==== Information provided ====

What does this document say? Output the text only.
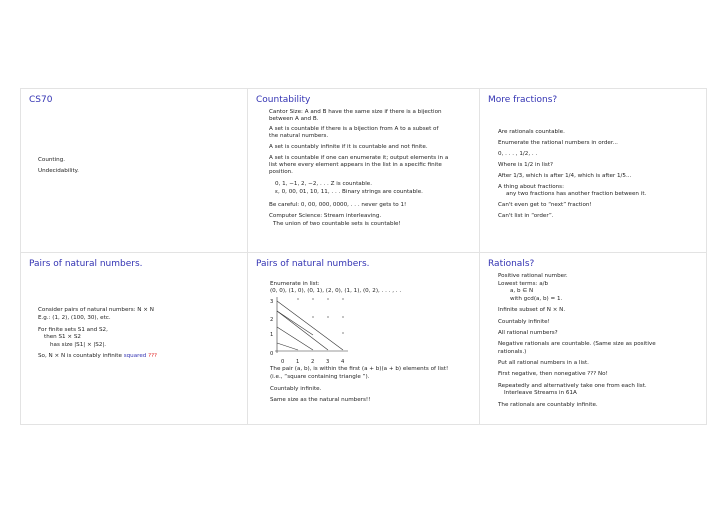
CS70
Counting.
Undecidability.
Countability
Cantor Size: A and B have the same size if there is a bijection
between A and B.
A set is countable if there is a bijection from A to a subset of
the natural numbers.
A set is countably infinite if it is countable and not finite.
A set is countable if one can enumerate it; output elements in a
list where every element appears in the list in a specific finite
position.
0, 1, −1, 2, −2, . . . Z is countable.
ε, 0, 00, 01, 10, 11, . . . Binary strings are countable.
Be careful: 0, 00, 000, 0000, . . . never gets to 1!
Computer Science: Stream interleaving.
The union of two countable sets is countable!
More fractions?
Are rationals countable.
Enumerate the rational numbers in order...
0, . . . , 1/2, . .
Where is 1/2 in list?
After 1/3, which is after 1/4, which is after 1/5...
A thing about fractions:
any two fractions has another fraction between it.
Can't even get to “next” fraction!
Can't list in “order”.
Pairs of natural numbers.
Consider pairs of natural numbers: N × N
E.g.: (1, 2), (100, 30), etc.
For finite sets S1 and S2,
then S1 × S2
has size |S1| × |S2|.
So, N × N is countably infinite squared ???
Pairs of natural numbers.
Enumerate in list:
(0, 0), (1, 0), (0, 1), (2, 0), (1, 1), (0, 2), . . . , . .
3
2
1
0
0 1 2 3 4
The pair (a, b), is within the first (a + b)(a + b) elements of list!
(i.e., “square containing triangle ”).
Countably infinite.
Same size as the natural numbers!!
Rationals?
Positive rational number.
Lowest terms: a/b
a, b ∈ N
with gcd(a, b) = 1.
Infinite subset of N × N.
Countably infinite!
All rational numbers?
Negative rationals are countable. (Same size as positive
rationals.)
Put all rational numbers in a list.
First negative, then nonegative ??? No!
Repeatedly and alternatively take one from each list.
Interleave Streams in 61A
The rationals are countably infinite.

====

Without the pictures, restate all the entries above exactly.

What does this document say? Output the text only.
CS70
Counting.
Undecidability.
Countability
Cantor Size: A and B have the same size if there is a bijection
between A and B.
A set is countable if there is a bijection from A to a subset of
the natural numbers.
A set is countably infinite if it is countable and not finite.
A set is countable if one can enumerate it; output elements in a
list where every element appears in the list in a specific finite
position.
0, 1, −1, 2, −2, . . . Z is countable.
ε, 0, 00, 01, 10, 11, . . . Binary strings are countable.
Be careful: 0, 00, 000, 0000, . . . never gets to 1!
Computer Science: Stream interleaving.
The union of two countable sets is countable!
More fractions?
Are rationals countable.
Enumerate the rational numbers in order...
0, . . . , 1/2, . .
Where is 1/2 in list?
After 1/3, which is after 1/4, which is after 1/5...
A thing about fractions:
any two fractions has another fraction between it.
Can't even get to “next” fraction!
Can't list in “order”.
Pairs of natural numbers.
Consider pairs of natural numbers: N × N
E.g.: (1, 2), (100, 30), etc.
For finite sets S1 and S2,
then S1 × S2
has size |S1| × |S2|.
So, N × N is countably infinite squared ???
Pairs of natural numbers.
Enumerate in list:
(0, 0), (1, 0), (0, 1), (2, 0), (1, 1), (0, 2), . . . , . .
3
2
1
0
0 1 2 3 4
The pair (a, b), is within the first (a + b)(a + b) elements of list!
(i.e., “square containing triangle ”).
Countably infinite.
Same size as the natural numbers!!
Rationals?
Positive rational number.
Lowest terms: a/b
a, b ∈ N
with gcd(a, b) = 1.
Infinite subset of N × N.
Countably infinite!
All rational numbers?
Negative rationals are countable. (Same size as positive
rationals.)
Put all rational numbers in a list.
First negative, then nonegative ??? No!
Repeatedly and alternatively take one from each list.
Interleave Streams in 61A
The rationals are countably infinite.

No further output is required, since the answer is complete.